• Exercise materials
■ ■ ■
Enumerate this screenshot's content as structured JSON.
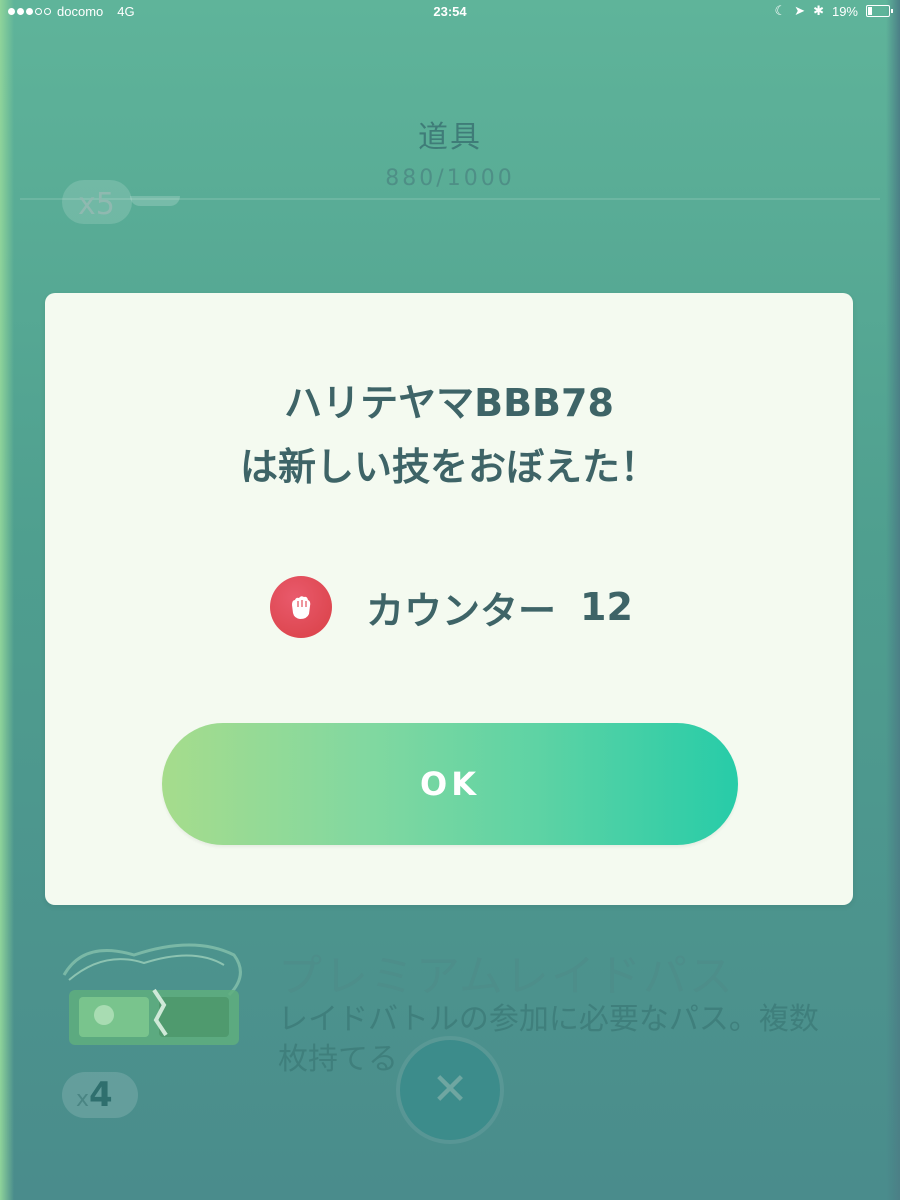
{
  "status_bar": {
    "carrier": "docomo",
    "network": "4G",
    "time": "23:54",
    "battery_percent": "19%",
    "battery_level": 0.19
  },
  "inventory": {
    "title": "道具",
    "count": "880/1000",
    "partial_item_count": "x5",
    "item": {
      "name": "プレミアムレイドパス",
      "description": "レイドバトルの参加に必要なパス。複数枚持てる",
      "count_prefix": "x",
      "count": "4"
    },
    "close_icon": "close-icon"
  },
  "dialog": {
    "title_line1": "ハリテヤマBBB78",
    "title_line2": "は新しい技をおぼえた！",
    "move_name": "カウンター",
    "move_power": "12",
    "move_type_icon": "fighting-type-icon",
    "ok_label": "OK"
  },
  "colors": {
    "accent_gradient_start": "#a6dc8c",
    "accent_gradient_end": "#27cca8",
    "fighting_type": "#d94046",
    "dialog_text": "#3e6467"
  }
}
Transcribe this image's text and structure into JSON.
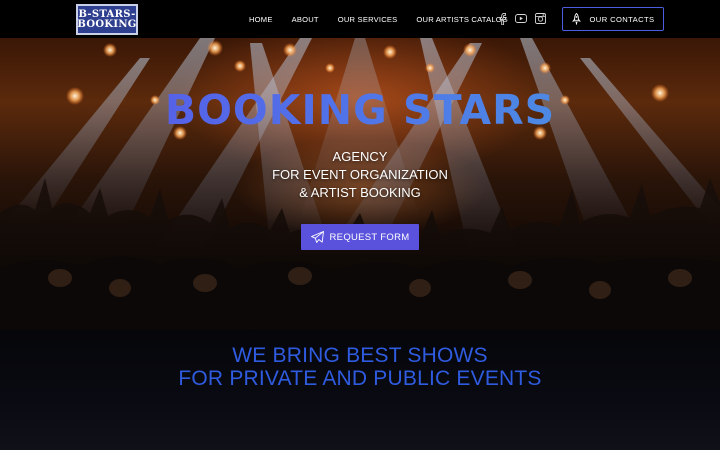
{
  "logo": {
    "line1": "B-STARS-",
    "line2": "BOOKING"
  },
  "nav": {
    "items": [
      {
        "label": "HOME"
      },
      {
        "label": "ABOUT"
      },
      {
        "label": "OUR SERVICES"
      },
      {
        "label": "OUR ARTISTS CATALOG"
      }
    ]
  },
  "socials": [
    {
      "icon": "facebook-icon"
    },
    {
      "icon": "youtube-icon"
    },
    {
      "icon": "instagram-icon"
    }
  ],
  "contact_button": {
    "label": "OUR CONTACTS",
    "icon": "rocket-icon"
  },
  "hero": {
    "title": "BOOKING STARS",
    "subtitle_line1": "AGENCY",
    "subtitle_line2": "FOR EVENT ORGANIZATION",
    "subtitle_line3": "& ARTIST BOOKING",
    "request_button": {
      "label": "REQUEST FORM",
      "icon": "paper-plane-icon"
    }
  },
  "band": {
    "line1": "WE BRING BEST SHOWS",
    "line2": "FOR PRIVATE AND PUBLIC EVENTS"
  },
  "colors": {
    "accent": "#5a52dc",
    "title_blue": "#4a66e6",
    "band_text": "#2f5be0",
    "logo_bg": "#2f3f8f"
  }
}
■ ■ ■
• What is asked
Nothing but the lines from the line containing "Transcribe this image's" through the last line of the material may be output, and they must be copied exactly, without pictures.

• Result of this task
Transcribe this image's text and structure into JSON.
{
  "logo": {
    "line1": "B-STARS-",
    "line2": "BOOKING"
  },
  "nav": {
    "items": [
      {
        "label": "HOME"
      },
      {
        "label": "ABOUT"
      },
      {
        "label": "OUR SERVICES"
      },
      {
        "label": "OUR ARTISTS CATALOG"
      }
    ]
  },
  "socials": [
    {
      "icon": "facebook-icon"
    },
    {
      "icon": "youtube-icon"
    },
    {
      "icon": "instagram-icon"
    }
  ],
  "contact_button": {
    "label": "OUR CONTACTS",
    "icon": "rocket-icon"
  },
  "hero": {
    "title": "BOOKING STARS",
    "subtitle_line1": "AGENCY",
    "subtitle_line2": "FOR EVENT ORGANIZATION",
    "subtitle_line3": "& ARTIST BOOKING",
    "request_button": {
      "label": "REQUEST FORM",
      "icon": "paper-plane-icon"
    }
  },
  "band": {
    "line1": "WE BRING BEST SHOWS",
    "line2": "FOR PRIVATE AND PUBLIC EVENTS"
  },
  "colors": {
    "accent": "#5a52dc",
    "title_blue": "#4a66e6",
    "band_text": "#2f5be0",
    "logo_bg": "#2f3f8f"
  }
}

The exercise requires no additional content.